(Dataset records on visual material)
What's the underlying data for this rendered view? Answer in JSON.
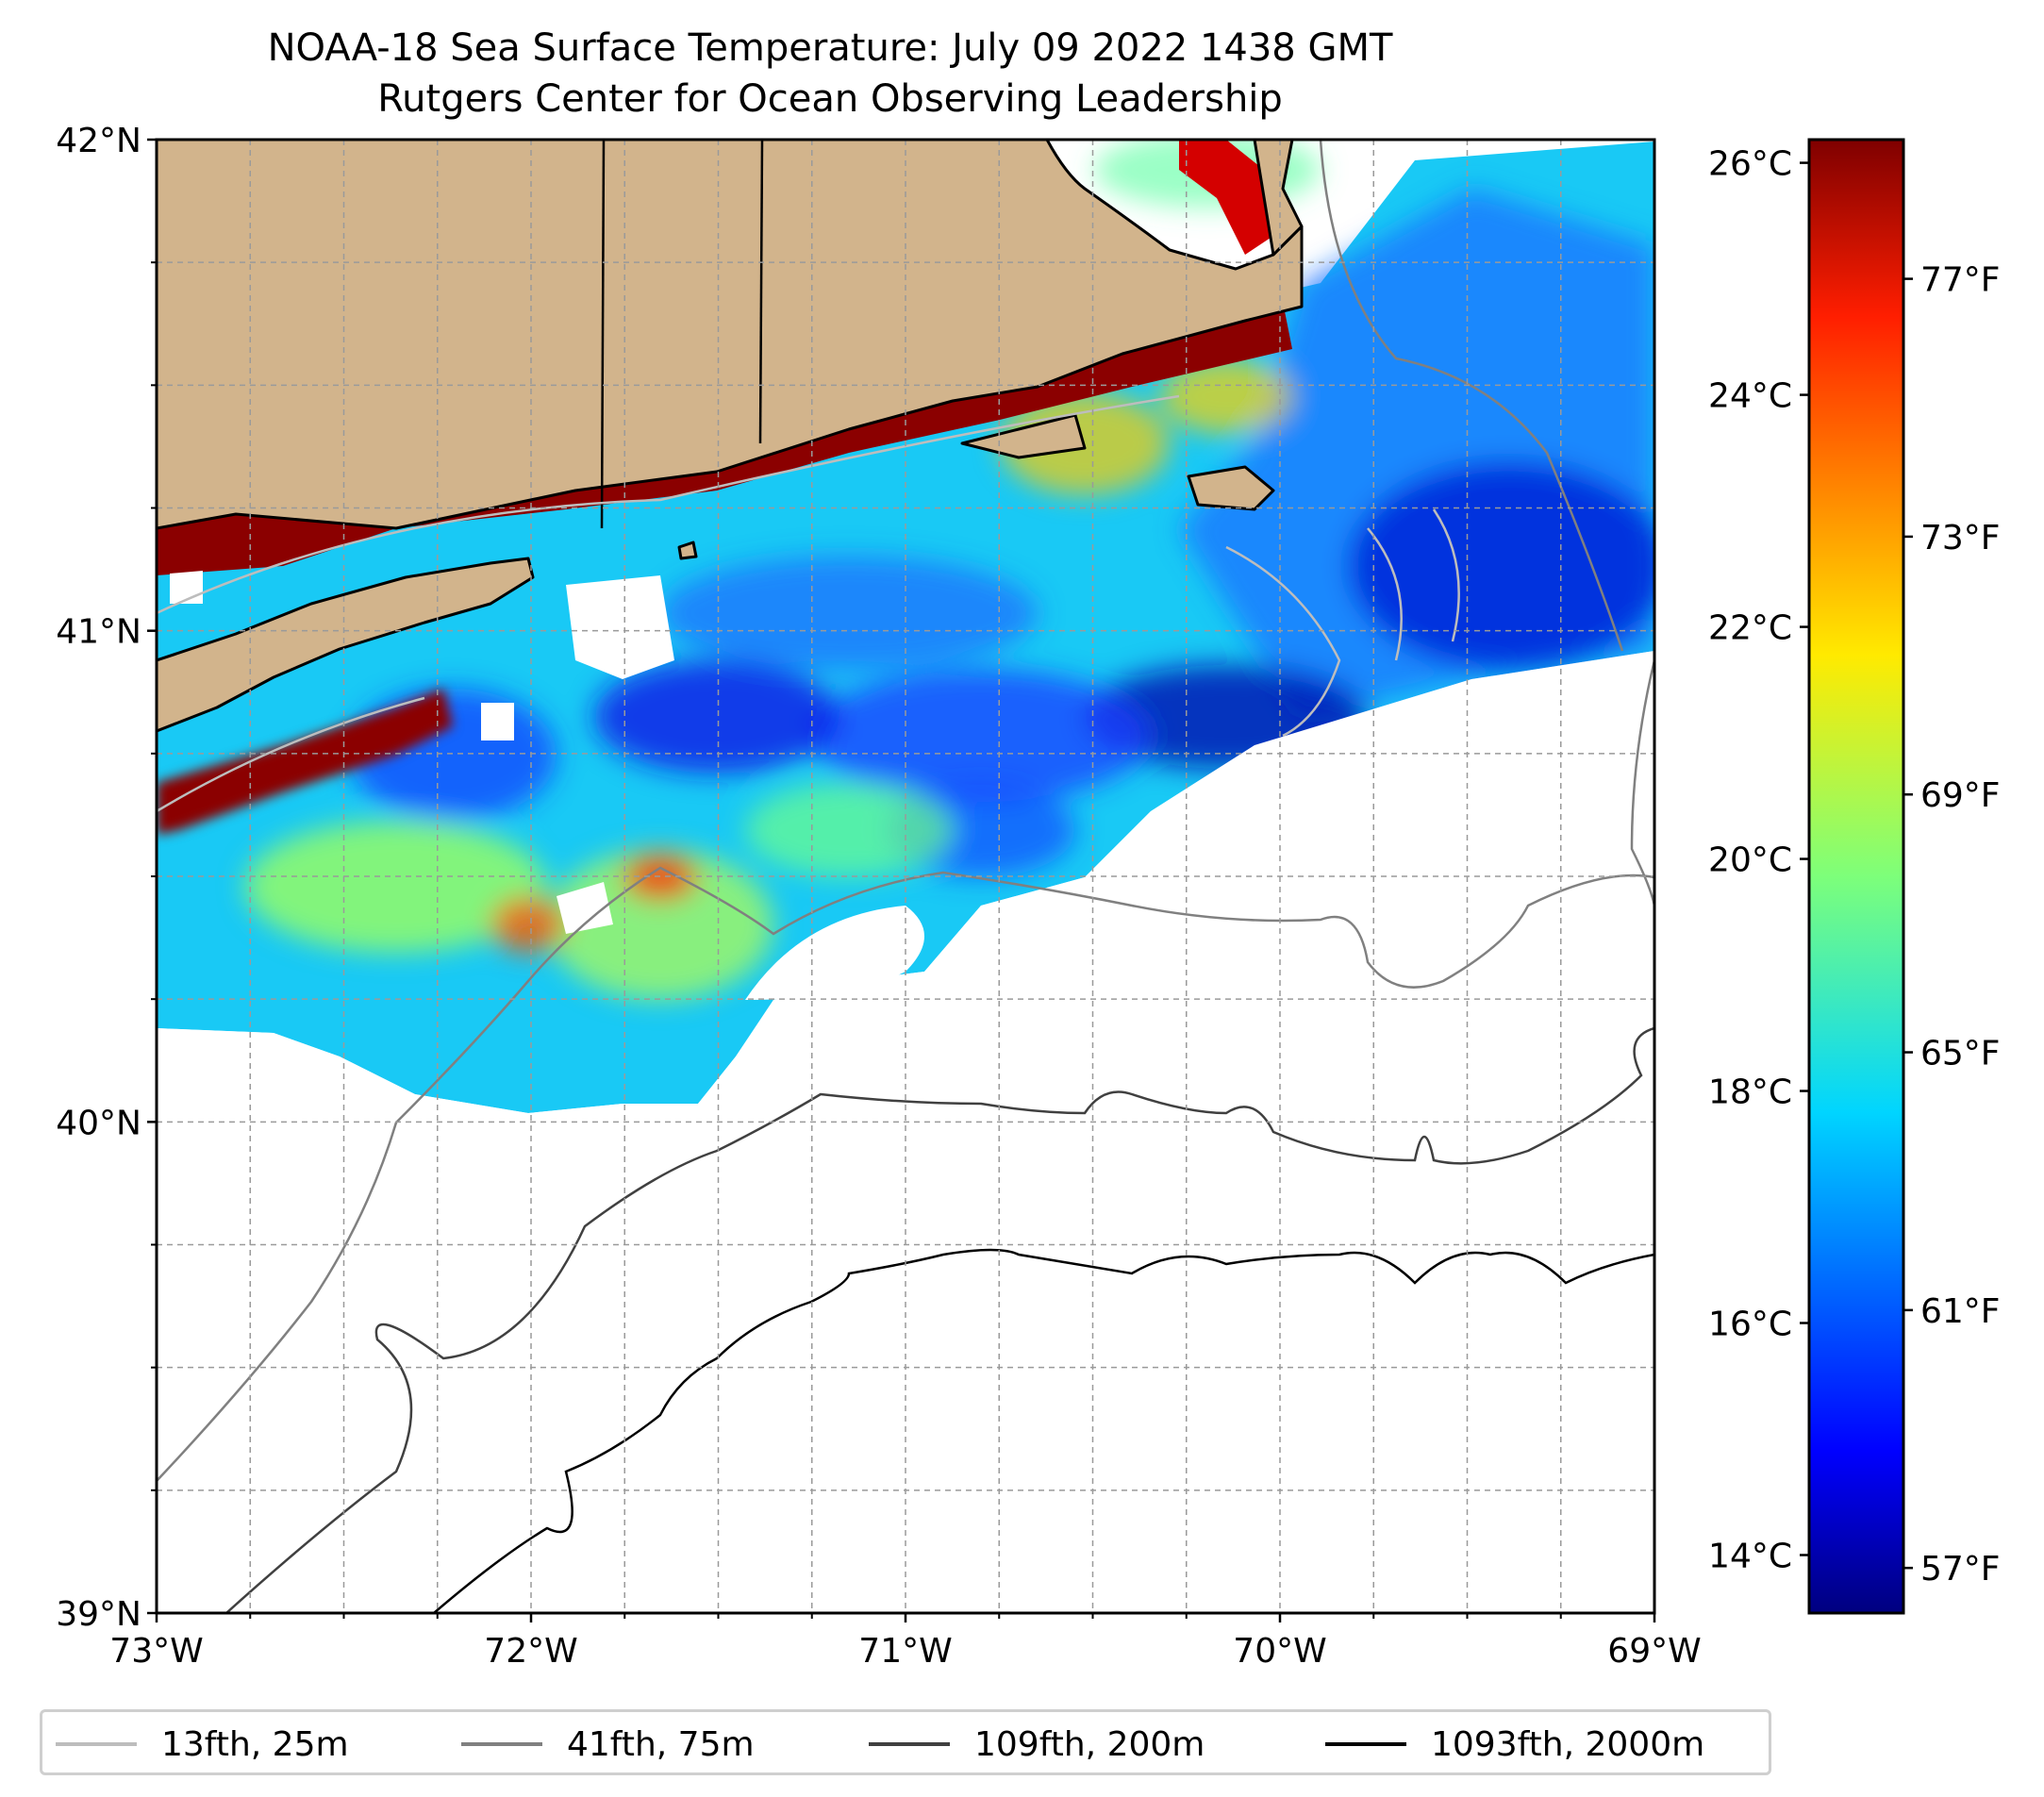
{
  "title": {
    "line1": "NOAA-18 Sea Surface Temperature: July 09 2022 1438 GMT",
    "line2": "Rutgers Center for Ocean Observing Leadership"
  },
  "map": {
    "lon_range": [
      -73,
      -69
    ],
    "lat_range": [
      39,
      42
    ],
    "land_color": "#d2b48c",
    "no_data_color": "#ffffff",
    "lon_ticks": [
      {
        "value": -73,
        "label": "73°W"
      },
      {
        "value": -72,
        "label": "72°W"
      },
      {
        "value": -71,
        "label": "71°W"
      },
      {
        "value": -70,
        "label": "70°W"
      },
      {
        "value": -69,
        "label": "69°W"
      }
    ],
    "lat_ticks": [
      {
        "value": 42,
        "label": "42°N"
      },
      {
        "value": 41,
        "label": "41°N"
      },
      {
        "value": 40,
        "label": "40°N"
      },
      {
        "value": 39,
        "label": "39°N"
      }
    ],
    "gridlines": true
  },
  "colorbar": {
    "colormap": "jet",
    "celsius_range": [
      13.5,
      26.2
    ],
    "celsius_ticks": [
      {
        "value": 26,
        "label": "26°C"
      },
      {
        "value": 24,
        "label": "24°C"
      },
      {
        "value": 22,
        "label": "22°C"
      },
      {
        "value": 20,
        "label": "20°C"
      },
      {
        "value": 18,
        "label": "18°C"
      },
      {
        "value": 16,
        "label": "16°C"
      },
      {
        "value": 14,
        "label": "14°C"
      }
    ],
    "fahrenheit_ticks": [
      {
        "value": 77,
        "label": "77°F"
      },
      {
        "value": 73,
        "label": "73°F"
      },
      {
        "value": 69,
        "label": "69°F"
      },
      {
        "value": 65,
        "label": "65°F"
      },
      {
        "value": 61,
        "label": "61°F"
      },
      {
        "value": 57,
        "label": "57°F"
      }
    ]
  },
  "legend": {
    "items": [
      {
        "label": "13fth, 25m",
        "color": "#bdbdbd"
      },
      {
        "label": "41fth, 75m",
        "color": "#808080"
      },
      {
        "label": "109fth, 200m",
        "color": "#404040"
      },
      {
        "label": "1093fth, 2000m",
        "color": "#000000"
      }
    ]
  }
}
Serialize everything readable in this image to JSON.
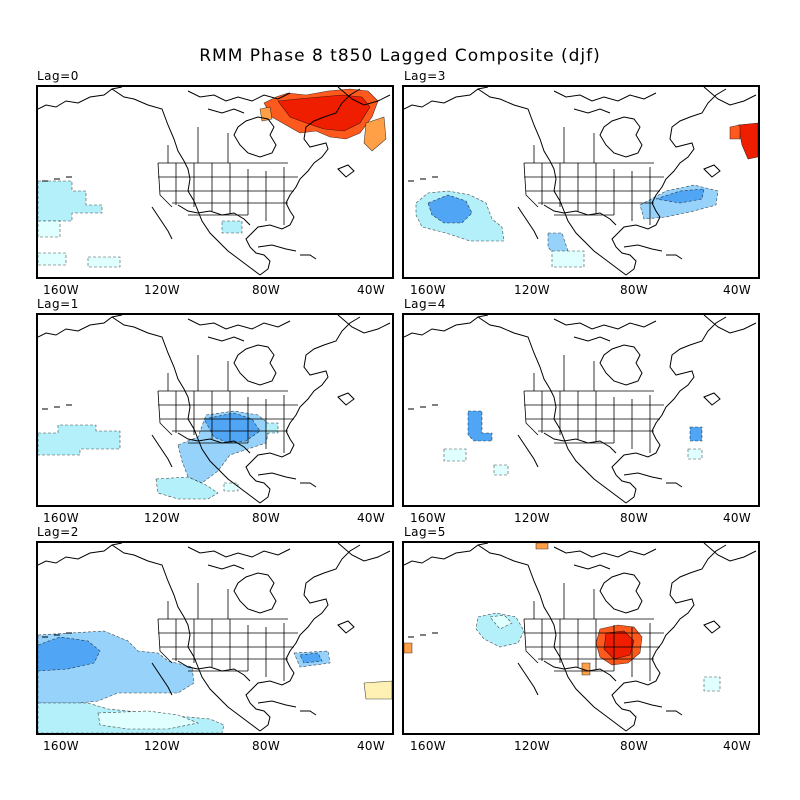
{
  "title": "RMM Phase 8 t850 Lagged Composite (djf)",
  "colors": {
    "light_cyan": "#e0ffff",
    "light_blue": "#b4f0fa",
    "mid_blue": "#96d2fa",
    "blue": "#50a5f5",
    "dark_blue": "#1e6eeb",
    "pale_yellow": "#fff0b4",
    "orange": "#ffa046",
    "red_orange": "#ff5a1e",
    "red": "#f01e00"
  },
  "chart_data": [
    {
      "type": "heatmap",
      "label": "Lag=0",
      "x_ticks": [
        "160W",
        "120W",
        "80W",
        "40W"
      ],
      "features": [
        "warm anomaly over Hudson Bay / Labrador",
        "weak cool anomaly central Pacific",
        "weak cool anomaly Gulf of Mexico"
      ]
    },
    {
      "type": "heatmap",
      "label": "Lag=1",
      "x_ticks": [
        "160W",
        "120W",
        "80W",
        "40W"
      ],
      "features": [
        "cool anomaly central and southern United States",
        "cool anomaly Mexico",
        "weak cool anomaly central Pacific"
      ]
    },
    {
      "type": "heatmap",
      "label": "Lag=2",
      "x_ticks": [
        "160W",
        "120W",
        "80W",
        "40W"
      ],
      "features": [
        "cool anomaly northeast Pacific",
        "cool anomaly off Atlantic coast",
        "weak warm anomaly central Atlantic"
      ]
    },
    {
      "type": "heatmap",
      "label": "Lag=3",
      "x_ticks": [
        "160W",
        "120W",
        "80W",
        "40W"
      ],
      "features": [
        "warm anomaly near Greenland",
        "cool anomaly northeast Pacific",
        "cool anomaly western Atlantic",
        "cool anomaly Baja California"
      ]
    },
    {
      "type": "heatmap",
      "label": "Lag=4",
      "x_ticks": [
        "160W",
        "120W",
        "80W",
        "40W"
      ],
      "features": [
        "small cool anomaly northeast Pacific",
        "small cool anomaly central Atlantic"
      ]
    },
    {
      "type": "heatmap",
      "label": "Lag=5",
      "x_ticks": [
        "160W",
        "120W",
        "80W",
        "40W"
      ],
      "features": [
        "warm anomaly eastern United States",
        "cool anomaly northeast Pacific"
      ]
    }
  ]
}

> [Description of the task]
Show every line above in which the word "small" occurs.

> [Finished task]
        "small cool anomaly northeast Pacific",
        "small cool anomaly central Atlantic"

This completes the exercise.